## OBJECTIVE
Give the records back in full, exactly as they read.

[Collection entries]
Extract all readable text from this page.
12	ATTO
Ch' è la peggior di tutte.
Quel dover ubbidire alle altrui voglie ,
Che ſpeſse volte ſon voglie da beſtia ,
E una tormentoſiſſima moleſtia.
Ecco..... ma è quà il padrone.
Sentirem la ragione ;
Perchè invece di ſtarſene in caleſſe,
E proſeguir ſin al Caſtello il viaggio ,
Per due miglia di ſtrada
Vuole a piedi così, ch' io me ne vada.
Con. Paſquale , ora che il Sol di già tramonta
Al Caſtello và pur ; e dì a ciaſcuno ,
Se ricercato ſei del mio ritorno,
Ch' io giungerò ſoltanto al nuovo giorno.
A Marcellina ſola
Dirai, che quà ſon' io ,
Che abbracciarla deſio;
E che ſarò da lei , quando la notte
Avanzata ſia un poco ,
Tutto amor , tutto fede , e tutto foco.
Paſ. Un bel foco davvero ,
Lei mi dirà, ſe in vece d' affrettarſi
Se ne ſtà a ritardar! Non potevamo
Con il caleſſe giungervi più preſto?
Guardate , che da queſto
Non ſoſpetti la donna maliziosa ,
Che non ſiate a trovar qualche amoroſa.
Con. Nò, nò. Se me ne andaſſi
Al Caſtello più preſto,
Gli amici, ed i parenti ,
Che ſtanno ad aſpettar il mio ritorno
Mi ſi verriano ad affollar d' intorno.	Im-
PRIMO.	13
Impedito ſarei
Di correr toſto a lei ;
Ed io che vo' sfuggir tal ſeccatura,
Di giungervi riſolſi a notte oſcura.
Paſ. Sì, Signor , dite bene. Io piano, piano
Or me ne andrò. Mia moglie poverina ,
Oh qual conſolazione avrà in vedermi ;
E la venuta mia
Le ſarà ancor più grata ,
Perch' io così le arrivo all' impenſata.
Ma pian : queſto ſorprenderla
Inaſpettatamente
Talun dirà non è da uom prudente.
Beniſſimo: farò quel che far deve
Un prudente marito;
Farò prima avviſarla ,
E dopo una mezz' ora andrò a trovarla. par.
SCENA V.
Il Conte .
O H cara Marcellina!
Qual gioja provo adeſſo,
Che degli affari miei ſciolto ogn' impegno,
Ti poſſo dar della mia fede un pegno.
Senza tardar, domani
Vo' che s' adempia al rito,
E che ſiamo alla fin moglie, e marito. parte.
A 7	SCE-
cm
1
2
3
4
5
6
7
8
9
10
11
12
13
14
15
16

## FINAL RESULT
Extract all readable text from this page.
12	ATTO
Ch' è la peggior di tutte.
Quel dover ubbidire alle altrui voglie ,
Che ſpeſse volte ſon voglie da beſtia ,
E una tormentoſiſſima moleſtia.
Ecco..... ma è quà il padrone.
Sentirem la ragione ;
Perchè invece di ſtarſene in caleſſe,
E proſeguir ſin al Caſtello il viaggio ,
Per due miglia di ſtrada
Vuole a piedi così, ch' io me ne vada.
Con. Paſquale , ora che il Sol di già tramonta
Al Caſtello và pur ; e dì a ciaſcuno ,
Se ricercato ſei del mio ritorno,
Ch' io giungerò ſoltanto al nuovo giorno.
A Marcellina ſola
Dirai, che quà ſon' io ,
Che abbracciarla deſio;
E che ſarò da lei , quando la notte
Avanzata ſia un poco ,
Tutto amor , tutto fede , e tutto foco.
Paſ. Un bel foco davvero ,
Lei mi dirà, ſe in vece d' affrettarſi
Se ne ſtà a ritardar! Non potevamo
Con il caleſſe giungervi più preſto?
Guardate , che da queſto
Non ſoſpetti la donna maliziosa ,
Che non ſiate a trovar qualche amoroſa.
Con. Nò, nò. Se me ne andaſſi
Al Caſtello più preſto,
Gli amici, ed i parenti ,
Che ſtanno ad aſpettar il mio ritorno
Mi ſi verriano ad affollar d' intorno.	Im-
PRIMO.	13
Impedito ſarei
Di correr toſto a lei ;
Ed io che vo' sfuggir tal ſeccatura,
Di giungervi riſolſi a notte oſcura.
Paſ. Sì, Signor , dite bene. Io piano, piano
Or me ne andrò. Mia moglie poverina ,
Oh qual conſolazione avrà in vedermi ;
E la venuta mia
Le ſarà ancor più grata ,
Perch' io così le arrivo all' impenſata.
Ma pian : queſto ſorprenderla
Inaſpettatamente
Talun dirà non è da uom prudente.
Beniſſimo: farò quel che far deve
Un prudente marito;
Farò prima avviſarla ,
E dopo una mezz' ora andrò a trovarla. par.
SCENA V.
Il Conte .
O H cara Marcellina!
Qual gioja provo adeſſo,
Che degli affari miei ſciolto ogn' impegno,
Ti poſſo dar della mia fede un pegno.
Senza tardar, domani
Vo' che s' adempia al rito,
E che ſiamo alla fin moglie, e marito. parte.
A 7	SCE-
cm
1
2
3
4
5
6
7
8
9
10
11
12
13
14
15
16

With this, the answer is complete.